## Short problem
Copy every line of the items below word for word, leaving out the pictures.

## Raw records
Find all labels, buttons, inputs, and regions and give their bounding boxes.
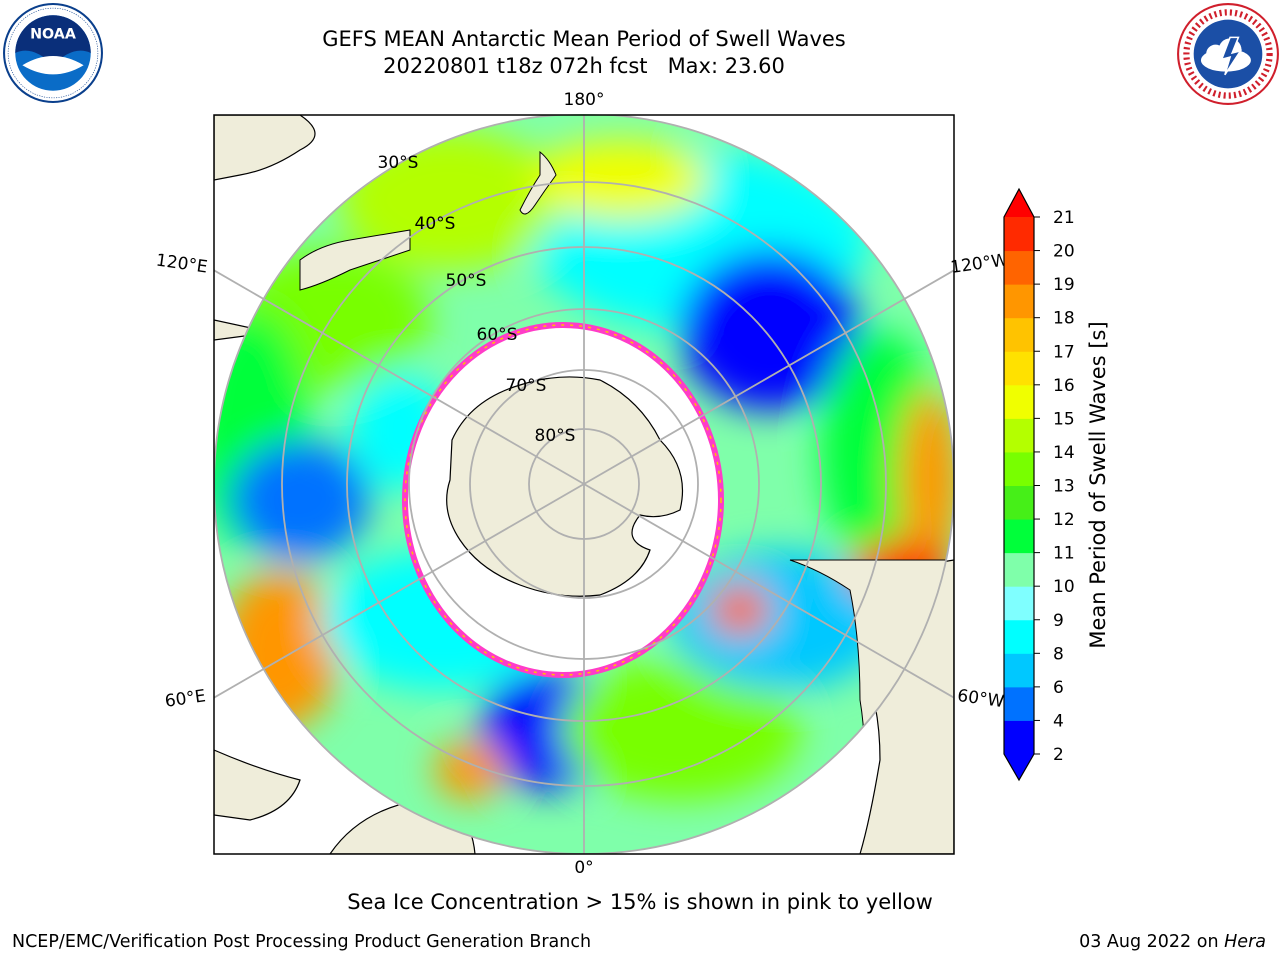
lat-label-30s: 30°S	[378, 153, 419, 173]
colorbar: 2 4 6 8 9 10 11 12 13 14 15 16 17 18 19 20 21	[1003, 187, 1075, 782]
colorbar-segment	[1004, 686, 1034, 721]
chart-title-line2: 20220801 t18z 072h fcst Max: 23.60	[383, 54, 785, 78]
lon-label-120e: 120°E	[155, 251, 209, 278]
lon-label-60w: 60°W	[956, 686, 1005, 712]
colorbar-segment	[1004, 418, 1034, 453]
colorbar-tick-label: 19	[1053, 275, 1075, 295]
map-border	[213, 114, 955, 855]
antarctica	[446, 376, 684, 597]
date-info: 03 Aug 2022 on Hera	[1079, 932, 1266, 952]
new-zealand	[519, 150, 557, 215]
colorbar-tick-label: 4	[1053, 711, 1064, 731]
colorbar-tick-label: 17	[1053, 342, 1075, 362]
date-text: 03 Aug 2022 on	[1079, 932, 1219, 952]
lat-label-40s: 40°S	[415, 214, 456, 234]
colorbar-segment	[1004, 619, 1034, 654]
colorbar-segment	[1004, 317, 1034, 352]
lon-label-60e: 60°E	[164, 686, 207, 711]
sea-ice-note: Sea Ice Concentration > 15% is shown in …	[347, 890, 933, 914]
colorbar-tick-label: 14	[1053, 443, 1075, 463]
colorbar-tick-label: 16	[1053, 376, 1075, 396]
colorbar-segment	[1004, 485, 1034, 520]
colorbar-segment	[1004, 720, 1034, 755]
svg-text:NOAA: NOAA	[30, 27, 76, 43]
colorbar-segment	[1004, 384, 1034, 419]
colorbar-tick-label: 20	[1053, 242, 1075, 262]
colorbar-tick-label: 6	[1053, 678, 1064, 698]
host-text: Hera	[1224, 932, 1266, 952]
lat-label-80s: 80°S	[535, 426, 576, 446]
colorbar-over-extension	[1004, 189, 1034, 217]
noaa-logo: NOAA	[3, 3, 103, 103]
chart-title-line1: GEFS MEAN Antarctic Mean Period of Swell…	[322, 27, 846, 51]
lon-label-120w: 120°W	[949, 250, 1009, 278]
colorbar-segment	[1004, 519, 1034, 554]
lat-label-50s: 50°S	[446, 271, 487, 291]
colorbar-tick-label: 11	[1053, 544, 1075, 564]
colorbar-tick-label: 15	[1053, 409, 1075, 429]
lat-label-60s: 60°S	[477, 325, 518, 345]
national-weather-service-logo	[1177, 3, 1279, 105]
colorbar-tick-label: 21	[1053, 208, 1075, 228]
colorbar-tick-label: 12	[1053, 510, 1075, 530]
colorbar-segment	[1004, 284, 1034, 319]
lon-label-180: 180°	[564, 90, 605, 110]
colorbar-segment	[1004, 351, 1034, 386]
colorbar-tick-label: 8	[1053, 644, 1064, 664]
colorbar-title: Mean Period of Swell Waves [s]	[1086, 321, 1110, 648]
colorbar-tick-label: 18	[1053, 309, 1075, 329]
colorbar-segment	[1004, 586, 1034, 621]
lat-label-70s: 70°S	[506, 376, 547, 396]
colorbar-tick-label: 10	[1053, 577, 1075, 597]
graticule	[214, 115, 954, 854]
colorbar-under-extension	[1004, 754, 1034, 780]
colorbar-tick-label: 13	[1053, 477, 1075, 497]
colorbar-segment	[1004, 552, 1034, 587]
colorbar-segment	[1004, 250, 1034, 285]
colorbar-tick-label: 2	[1053, 745, 1064, 765]
colorbar-segment	[1004, 217, 1034, 252]
colorbar-segment	[1004, 653, 1034, 688]
credit-text: NCEP/EMC/Verification Post Processing Pr…	[12, 932, 592, 952]
colorbar-tick-label: 9	[1053, 611, 1064, 631]
lon-label-0: 0°	[574, 858, 593, 878]
colorbar-segment	[1004, 451, 1034, 486]
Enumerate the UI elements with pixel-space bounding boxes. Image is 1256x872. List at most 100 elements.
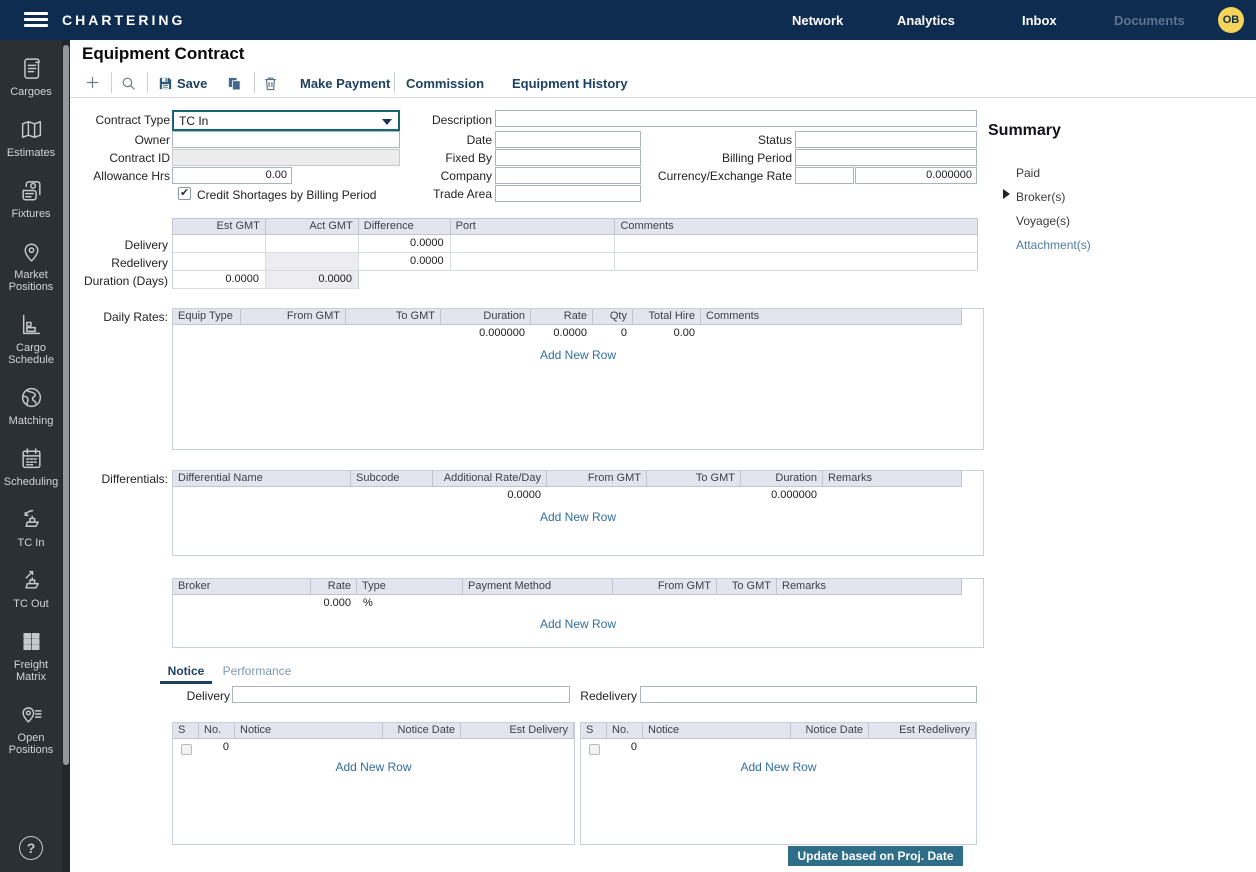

## Response to this task
Find all labels, buttons, inputs, and regions and give their bounding boxes.
lat-label-30s: 30°S	[378, 153, 419, 173]
colorbar: 2 4 6 8 9 10 11 12 13 14 15 16 17 18 19 20 21	[1003, 187, 1075, 782]
colorbar-segment	[1004, 686, 1034, 721]
chart-title-line2: 20220801 t18z 072h fcst Max: 23.60	[383, 54, 785, 78]
lon-label-120e: 120°E	[155, 251, 209, 278]
lon-label-60w: 60°W	[956, 686, 1005, 712]
colorbar-segment	[1004, 418, 1034, 453]
colorbar-tick-label: 19	[1053, 275, 1075, 295]
map-border	[213, 114, 955, 855]
antarctica	[446, 376, 684, 597]
date-info: 03 Aug 2022 on Hera	[1079, 932, 1266, 952]
new-zealand	[519, 150, 557, 215]
colorbar-tick-label: 4	[1053, 711, 1064, 731]
colorbar-tick-label: 17	[1053, 342, 1075, 362]
date-text: 03 Aug 2022 on	[1079, 932, 1219, 952]
lat-label-40s: 40°S	[415, 214, 456, 234]
colorbar-segment	[1004, 619, 1034, 654]
colorbar-segment	[1004, 317, 1034, 352]
lon-label-60e: 60°E	[164, 686, 207, 711]
sea-ice-note: Sea Ice Concentration > 15% is shown in …	[347, 890, 933, 914]
colorbar-tick-label: 14	[1053, 443, 1075, 463]
colorbar-tick-label: 16	[1053, 376, 1075, 396]
colorbar-segment	[1004, 485, 1034, 520]
colorbar-segment	[1004, 720, 1034, 755]
svg-text:NOAA: NOAA	[30, 27, 76, 43]
colorbar-segment	[1004, 384, 1034, 419]
colorbar-tick-label: 20	[1053, 242, 1075, 262]
colorbar-tick-label: 6	[1053, 678, 1064, 698]
host-text: Hera	[1224, 932, 1266, 952]
lat-label-80s: 80°S	[535, 426, 576, 446]
colorbar-over-extension	[1004, 189, 1034, 217]
noaa-logo: NOAA	[3, 3, 103, 103]
chart-title-line1: GEFS MEAN Antarctic Mean Period of Swell…	[322, 27, 846, 51]
lon-label-120w: 120°W	[949, 250, 1009, 278]
colorbar-segment	[1004, 519, 1034, 554]
lat-label-50s: 50°S	[446, 271, 487, 291]
colorbar-tick-label: 11	[1053, 544, 1075, 564]
colorbar-tick-label: 15	[1053, 409, 1075, 429]
lat-label-60s: 60°S	[477, 325, 518, 345]
national-weather-service-logo	[1177, 3, 1279, 105]
colorbar-tick-label: 21	[1053, 208, 1075, 228]
colorbar-tick-label: 12	[1053, 510, 1075, 530]
colorbar-segment	[1004, 284, 1034, 319]
lon-label-180: 180°	[564, 90, 605, 110]
colorbar-segment	[1004, 351, 1034, 386]
colorbar-tick-label: 8	[1053, 644, 1064, 664]
colorbar-title: Mean Period of Swell Waves [s]	[1086, 321, 1110, 648]
colorbar-tick-label: 18	[1053, 309, 1075, 329]
colorbar-segment	[1004, 586, 1034, 621]
lat-label-70s: 70°S	[506, 376, 547, 396]
colorbar-tick-label: 10	[1053, 577, 1075, 597]
graticule	[214, 115, 954, 854]
colorbar-under-extension	[1004, 754, 1034, 780]
colorbar-tick-label: 13	[1053, 477, 1075, 497]
colorbar-segment	[1004, 552, 1034, 587]
colorbar-segment	[1004, 250, 1034, 285]
colorbar-tick-label: 2	[1053, 745, 1064, 765]
colorbar-segment	[1004, 217, 1034, 252]
colorbar-segment	[1004, 653, 1034, 688]
credit-text: NCEP/EMC/Verification Post Processing Pr…	[12, 932, 592, 952]
colorbar-tick-label: 9	[1053, 611, 1064, 631]
lon-label-0: 0°	[574, 858, 593, 878]
colorbar-segment	[1004, 451, 1034, 486]
Enumerate the UI elements with pixel-space bounding boxes. Image is 1256x872. List at most 100 elements.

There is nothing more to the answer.